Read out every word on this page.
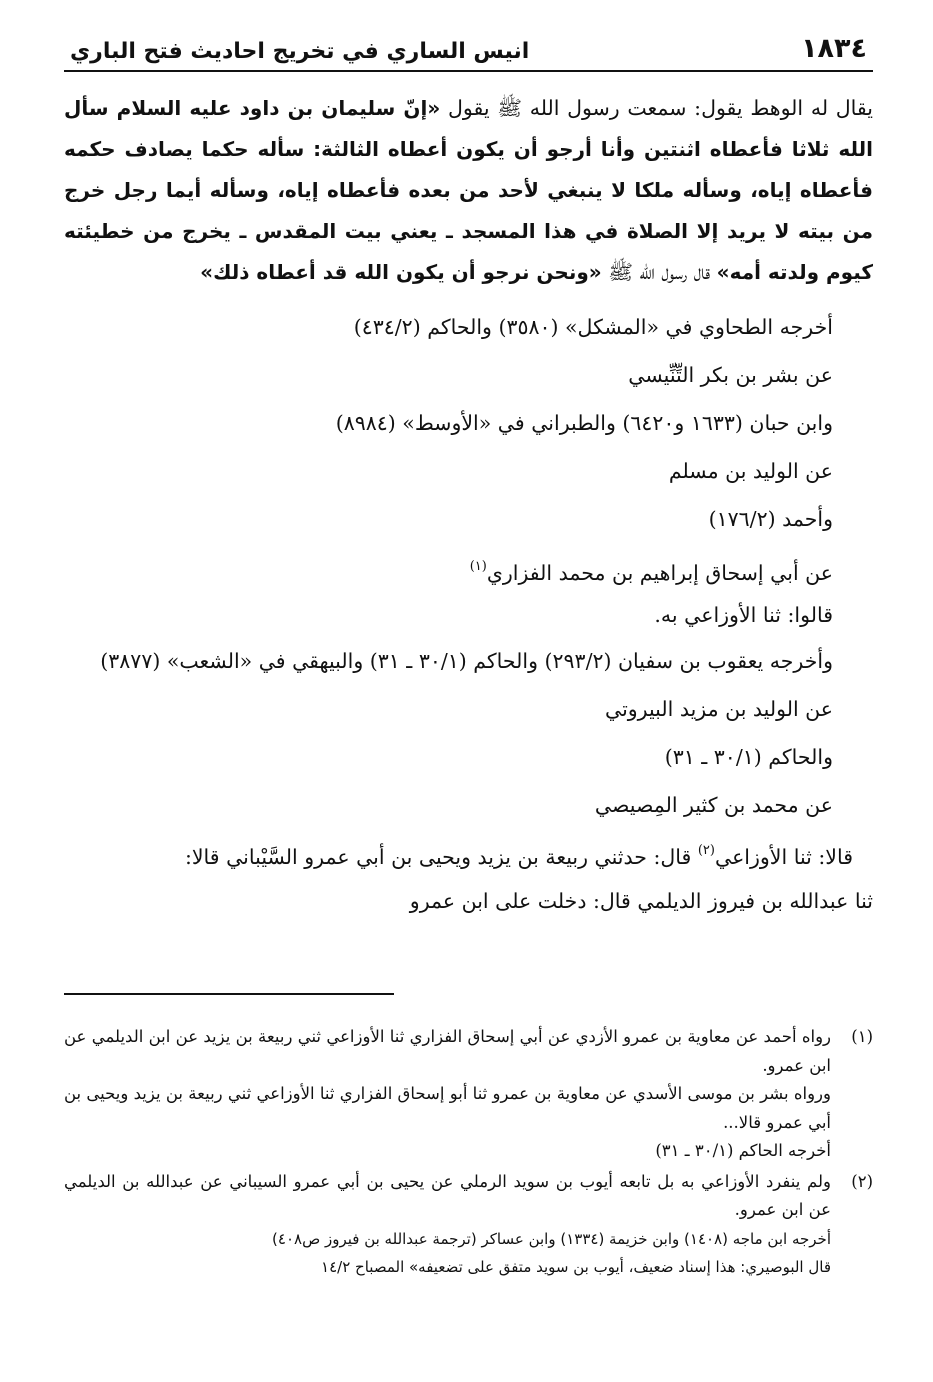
١٨٣٤
انيس الساري في تخريج احاديث فتح الباري
يقال له الوهط يقول: سمعت رسول الله ﷺ يقول «إنّ سليمان بن داود عليه السلام سأل الله ثلاثا فأعطاه اثنتين وأنا أرجو أن يكون أعطاه الثالثة: سأله حكما يصادف حكمه فأعطاه إياه، وسأله ملكا لا ينبغي لأحد من بعده فأعطاه إياه، وسأله أيما رجل خرج من بيته لا يريد إلا الصلاة في هذا المسجد ـ يعني بيت المقدس ـ يخرج من خطيئته كيوم ولدته أمه» قال رسول الله ﷺ «ونحن نرجو أن يكون الله قد أعطاه ذلك»
أخرجه الطحاوي في «المشكل» (٣٥٨٠) والحاكم (٤٣٤/٢)
عن بشر بن بكر التِّنِّيسي
وابن حبان (١٦٣٣ و٦٤٢٠) والطبراني في «الأوسط» (٨٩٨٤)
عن الوليد بن مسلم
وأحمد (١٧٦/٢)
عن أبي إسحاق إبراهيم بن محمد الفزاري$^{(١)}$
قالوا: ثنا الأوزاعي به.
وأخرجه يعقوب بن سفيان (٢٩٣/٢) والحاكم (٣٠/١ ـ ٣١) والبيهقي في «الشعب» (٣٨٧٧)
عن الوليد بن مزيد البيروتي
والحاكم (٣٠/١ ـ ٣١)
عن محمد بن كثير المِصيصي
قالا: ثنا الأوزاعي$^{(٢)}$ قال: حدثني ربيعة بن يزيد ويحيى بن أبي عمرو السَّيْباني قالا:
ثنا عبدالله بن فيروز الديلمي قال: دخلت على ابن عمرو
(١)
رواه أحمد عن معاوية بن عمرو الأزدي عن أبي إسحاق الفزاري ثنا الأوزاعي ثني ربيعة بن يزيد عن ابن الديلمي عن ابن عمرو.
ورواه بشر بن موسى الأسدي عن معاوية بن عمرو ثنا أبو إسحاق الفزاري ثنا الأوزاعي ثني ربيعة بن يزيد ويحيى بن أبي عمرو قالا...
أخرجه الحاكم (٣٠/١ ـ ٣١)
(٢)
ولم ينفرد الأوزاعي به بل تابعه أيوب بن سويد الرملي عن يحيى بن أبي عمرو السيباني عن عبدالله بن الديلمي عن ابن عمرو.
أخرجه ابن ماجه (١٤٠٨) وابن خزيمة (١٣٣٤) وابن عساكر (ترجمة عبدالله بن فيروز ص٤٠٨)
قال البوصيري: هذا إسناد ضعيف، أيوب بن سويد متفق على تضعيفه» المصباح ١٤/٢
________________________
STATED EXERCISE: Return all of the data exactly as written, and drop the pictures.

TASK OUTPUT:
Read out every word on this page.
١٨٣٤
انيس الساري في تخريج احاديث فتح الباري
يقال له الوهط يقول: سمعت رسول الله ﷺ يقول «إنّ سليمان بن داود عليه السلام سأل الله ثلاثا فأعطاه اثنتين وأنا أرجو أن يكون أعطاه الثالثة: سأله حكما يصادف حكمه فأعطاه إياه، وسأله ملكا لا ينبغي لأحد من بعده فأعطاه إياه، وسأله أيما رجل خرج من بيته لا يريد إلا الصلاة في هذا المسجد ـ يعني بيت المقدس ـ يخرج من خطيئته كيوم ولدته أمه» قال رسول الله ﷺ «ونحن نرجو أن يكون الله قد أعطاه ذلك»
أخرجه الطحاوي في «المشكل» (٣٥٨٠) والحاكم (٤٣٤/٢)
عن بشر بن بكر التِّنِّيسي
وابن حبان (١٦٣٣ و٦٤٢٠) والطبراني في «الأوسط» (٨٩٨٤)
عن الوليد بن مسلم
وأحمد (١٧٦/٢)
عن أبي إسحاق إبراهيم بن محمد الفزاري$^{(١)}$
قالوا: ثنا الأوزاعي به.
وأخرجه يعقوب بن سفيان (٢٩٣/٢) والحاكم (٣٠/١ ـ ٣١) والبيهقي في «الشعب» (٣٨٧٧)
عن الوليد بن مزيد البيروتي
والحاكم (٣٠/١ ـ ٣١)
عن محمد بن كثير المِصيصي
قالا: ثنا الأوزاعي$^{(٢)}$ قال: حدثني ربيعة بن يزيد ويحيى بن أبي عمرو السَّيْباني قالا:
ثنا عبدالله بن فيروز الديلمي قال: دخلت على ابن عمرو
(١)
رواه أحمد عن معاوية بن عمرو الأزدي عن أبي إسحاق الفزاري ثنا الأوزاعي ثني ربيعة بن يزيد عن ابن الديلمي عن ابن عمرو.
ورواه بشر بن موسى الأسدي عن معاوية بن عمرو ثنا أبو إسحاق الفزاري ثنا الأوزاعي ثني ربيعة بن يزيد ويحيى بن أبي عمرو قالا...
أخرجه الحاكم (٣٠/١ ـ ٣١)
(٢)
ولم ينفرد الأوزاعي به بل تابعه أيوب بن سويد الرملي عن يحيى بن أبي عمرو السيباني عن عبدالله بن الديلمي عن ابن عمرو.
أخرجه ابن ماجه (١٤٠٨) وابن خزيمة (١٣٣٤) وابن عساكر (ترجمة عبدالله بن فيروز ص٤٠٨)
قال البوصيري: هذا إسناد ضعيف، أيوب بن سويد متفق على تضعيفه» المصباح ١٤/٢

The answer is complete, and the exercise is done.